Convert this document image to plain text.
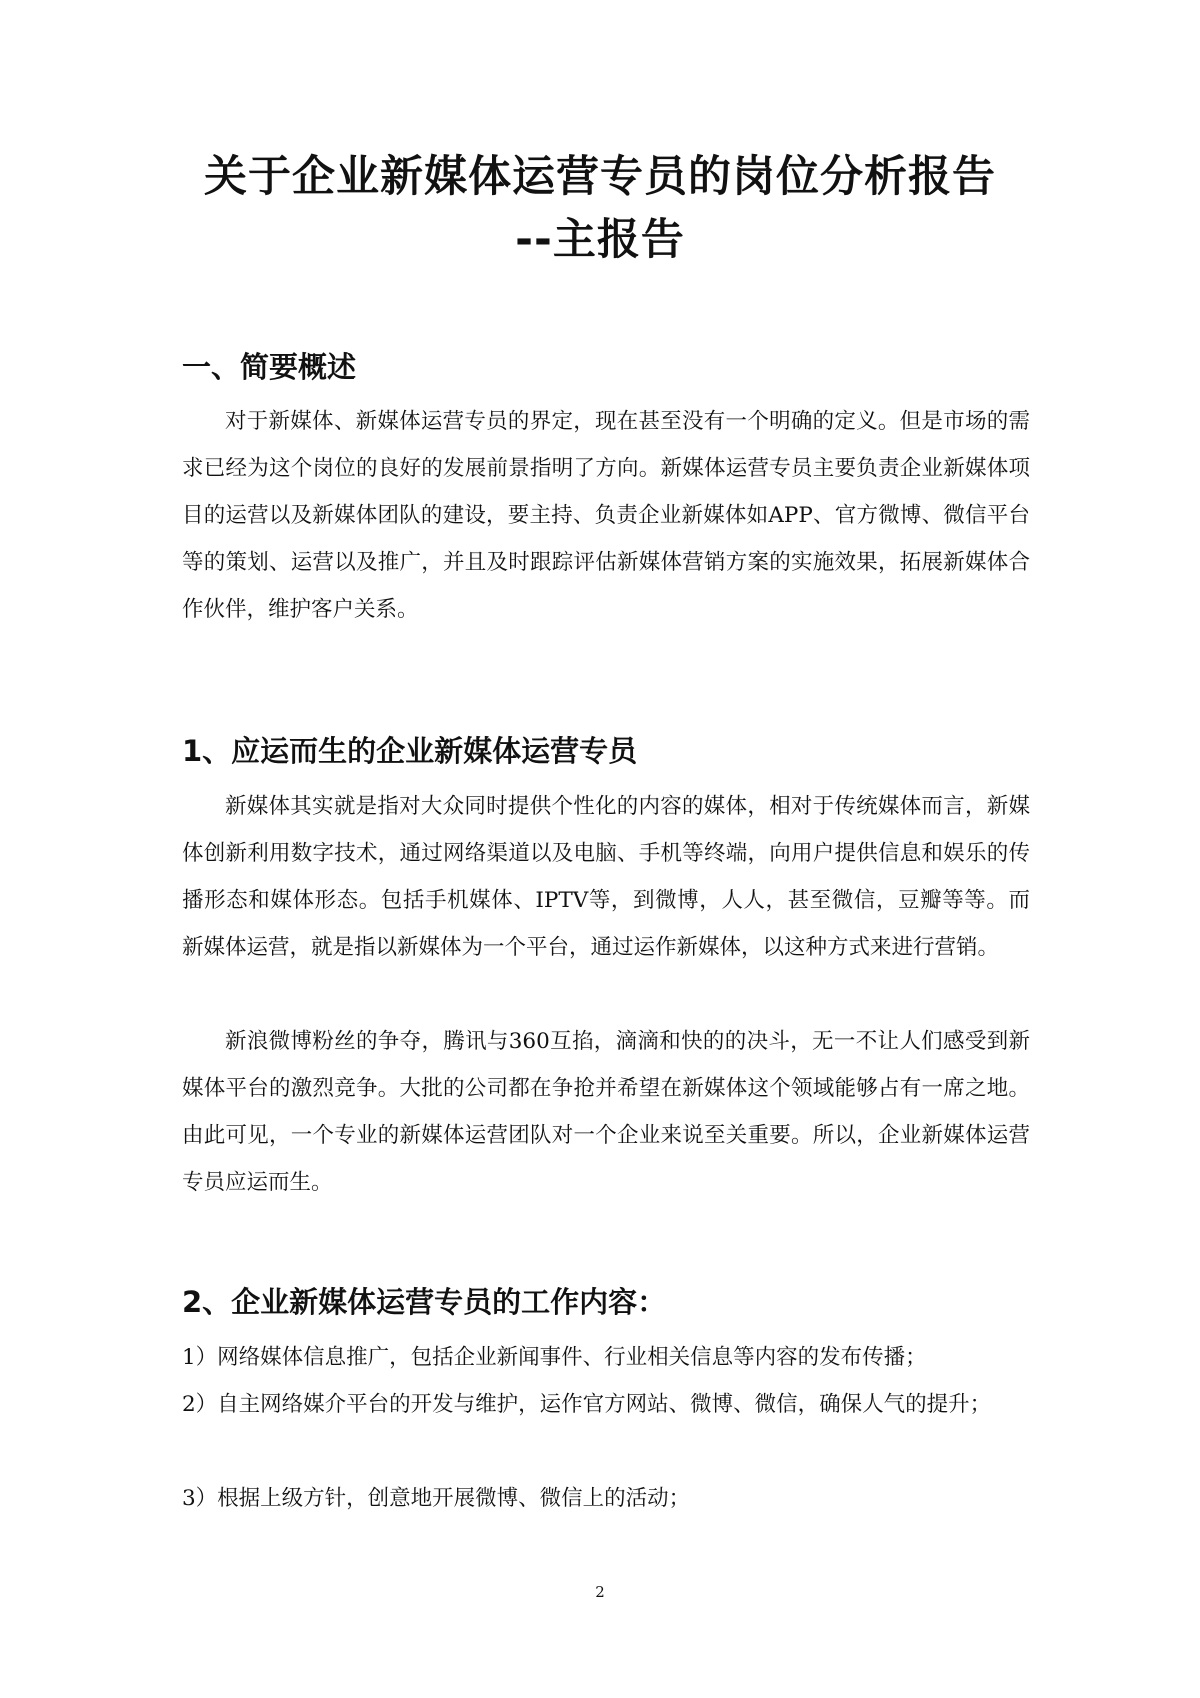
关于企业新媒体运营专员的岗位分析报告
--主报告
一、简要概述
对于新媒体、新媒体运营专员的界定，现在甚至没有一个明确的定义。但是市场的需求已经为这个岗位的良好的发展前景指明了方向。新媒体运营专员主要负责企业新媒体项目的运营以及新媒体团队的建设，要主持、负责企业新媒体如APP、官方微博、微信平台等的策划、运营以及推广，并且及时跟踪评估新媒体营销方案的实施效果，拓展新媒体合作伙伴，维护客户关系。
1、应运而生的企业新媒体运营专员
新媒体其实就是指对大众同时提供个性化的内容的媒体，相对于传统媒体而言，新媒体创新利用数字技术，通过网络渠道以及电脑、手机等终端，向用户提供信息和娱乐的传播形态和媒体形态。包括手机媒体、IPTV等，到微博，人人，甚至微信，豆瓣等等。而新媒体运营，就是指以新媒体为一个平台，通过运作新媒体，以这种方式来进行营销。
新浪微博粉丝的争夺，腾讯与360互掐，滴滴和快的的决斗，无一不让人们感受到新媒体平台的激烈竞争。大批的公司都在争抢并希望在新媒体这个领域能够占有一席之地。由此可见，一个专业的新媒体运营团队对一个企业来说至关重要。所以，企业新媒体运营专员应运而生。
2、企业新媒体运营专员的工作内容：
1）网络媒体信息推广，包括企业新闻事件、行业相关信息等内容的发布传播；
2）自主网络媒介平台的开发与维护，运作官方网站、微博、微信，确保人气的提升；
3）根据上级方针，创意地开展微博、微信上的活动；
2
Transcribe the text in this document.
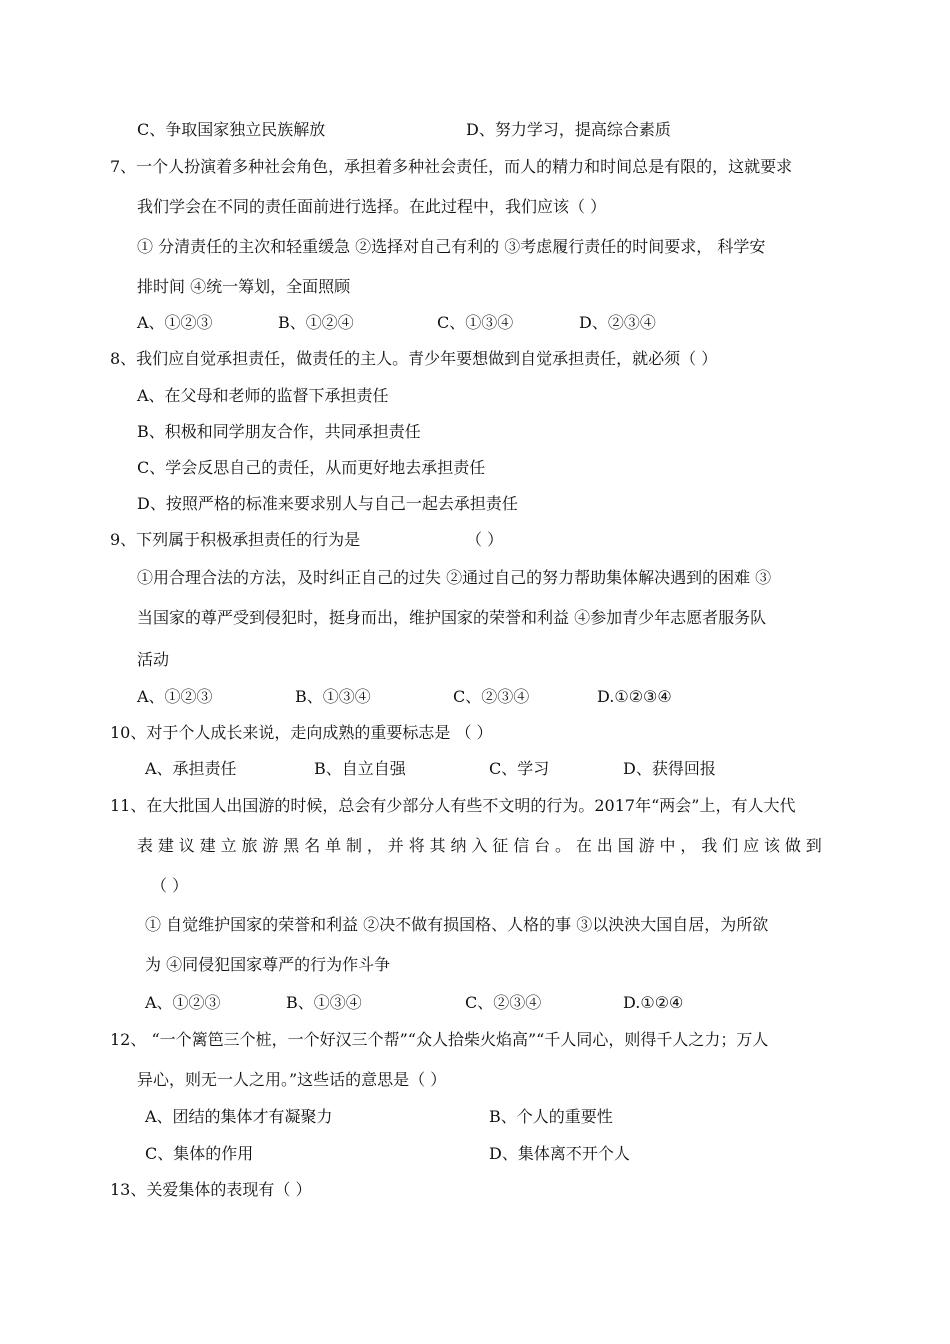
C、争取国家独立民族解放	D、努力学习，提高综合素质
7、一个人扮演着多种社会角色，承担着多种社会责任，而人的精力和时间总是有限的，这就要求
我们学会在不同的责任面前进行选择。在此过程中，我们应该（ ）
① 分清责任的主次和轻重缓急 ②选择对自己有利的 ③考虑履行责任的时间要求， 科学安
排时间 ④统一筹划，全面照顾
A、①②③	B、①②④	C、①③④	D、②③④
8、我们应自觉承担责任，做责任的主人。青少年要想做到自觉承担责任，就必须（ ）
A、在父母和老师的监督下承担责任
B、积极和同学朋友合作，共同承担责任
C、学会反思自己的责任，从而更好地去承担责任
D、按照严格的标准来要求别人与自己一起去承担责任
9、下列属于积极承担责任的行为是	（ ）
①用合理合法的方法，及时纠正自己的过失 ②通过自己的努力帮助集体解决遇到的困难 ③
当国家的尊严受到侵犯时，挺身而出，维护国家的荣誉和利益 ④参加青少年志愿者服务队
活动
A、①②③	B、①③④	C、②③④	D.①②③④
10、对于个人成长来说，走向成熟的重要标志是 （ ）
A、承担责任	B、自立自强	C、学习	D、获得回报
11、在大批国人出国游的时候，总会有少部分人有些不文明的行为。2017年“两会”上，有人大代
表建议建立旅游黑名单制，并将其纳入征信台。在出国游中，我们应该做到
（ ）
① 自觉维护国家的荣誉和利益 ②决不做有损国格、人格的事 ③以泱泱大国自居，为所欲
为 ④同侵犯国家尊严的行为作斗争
A、①②③	B、①③④	C、②③④	D.①②④
12、 “一个篱笆三个桩，一个好汉三个帮”“众人拾柴火焰高”“千人同心，则得千人之力；万人
异心，则无一人之用。”这些话的意思是（ ）
A、团结的集体才有凝聚力	B、个人的重要性
C、集体的作用	D、集体离不开个人
13、关爱集体的表现有（ ）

● ● ●

## SHORT TASK
Repeat the material above verbatim. Leave the pictures behind.

## SOLVED PROBLEM
Convert this document image to plain text.
关于企业新媒体运营专员的岗位分析报告
--主报告
一、简要概述
对于新媒体、新媒体运营专员的界定，现在甚至没有一个明确的定义。但是市场的需求已经为这个岗位的良好的发展前景指明了方向。新媒体运营专员主要负责企业新媒体项目的运营以及新媒体团队的建设，要主持、负责企业新媒体如APP、官方微博、微信平台等的策划、运营以及推广，并且及时跟踪评估新媒体营销方案的实施效果，拓展新媒体合作伙伴，维护客户关系。
1、应运而生的企业新媒体运营专员
新媒体其实就是指对大众同时提供个性化的内容的媒体，相对于传统媒体而言，新媒体创新利用数字技术，通过网络渠道以及电脑、手机等终端，向用户提供信息和娱乐的传播形态和媒体形态。包括手机媒体、IPTV等，到微博，人人，甚至微信，豆瓣等等。而新媒体运营，就是指以新媒体为一个平台，通过运作新媒体，以这种方式来进行营销。
新浪微博粉丝的争夺，腾讯与360互掐，滴滴和快的的决斗，无一不让人们感受到新媒体平台的激烈竞争。大批的公司都在争抢并希望在新媒体这个领域能够占有一席之地。由此可见，一个专业的新媒体运营团队对一个企业来说至关重要。所以，企业新媒体运营专员应运而生。
2、企业新媒体运营专员的工作内容：
1）网络媒体信息推广，包括企业新闻事件、行业相关信息等内容的发布传播；
2）自主网络媒介平台的开发与维护，运作官方网站、微博、微信，确保人气的提升；
3）根据上级方针，创意地开展微博、微信上的活动；
2
Transcribe the text in this document.
C、争取国家独立民族解放	D、努力学习，提高综合素质
7、一个人扮演着多种社会角色，承担着多种社会责任，而人的精力和时间总是有限的，这就要求
我们学会在不同的责任面前进行选择。在此过程中，我们应该（ ）
① 分清责任的主次和轻重缓急 ②选择对自己有利的 ③考虑履行责任的时间要求， 科学安
排时间 ④统一筹划，全面照顾
A、①②③	B、①②④	C、①③④	D、②③④
8、我们应自觉承担责任，做责任的主人。青少年要想做到自觉承担责任，就必须（ ）
A、在父母和老师的监督下承担责任
B、积极和同学朋友合作，共同承担责任
C、学会反思自己的责任，从而更好地去承担责任
D、按照严格的标准来要求别人与自己一起去承担责任
9、下列属于积极承担责任的行为是	（ ）
①用合理合法的方法，及时纠正自己的过失 ②通过自己的努力帮助集体解决遇到的困难 ③
当国家的尊严受到侵犯时，挺身而出，维护国家的荣誉和利益 ④参加青少年志愿者服务队
活动
A、①②③	B、①③④	C、②③④	D.①②③④
10、对于个人成长来说，走向成熟的重要标志是 （ ）
A、承担责任	B、自立自强	C、学习	D、获得回报
11、在大批国人出国游的时候，总会有少部分人有些不文明的行为。2017年“两会”上，有人大代
表建议建立旅游黑名单制，并将其纳入征信台。在出国游中，我们应该做到
（ ）
① 自觉维护国家的荣誉和利益 ②决不做有损国格、人格的事 ③以泱泱大国自居，为所欲
为 ④同侵犯国家尊严的行为作斗争
A、①②③	B、①③④	C、②③④	D.①②④
12、 “一个篱笆三个桩，一个好汉三个帮”“众人拾柴火焰高”“千人同心，则得千人之力；万人
异心，则无一人之用。”这些话的意思是（ ）
A、团结的集体才有凝聚力	B、个人的重要性
C、集体的作用	D、集体离不开个人
13、关爱集体的表现有（ ）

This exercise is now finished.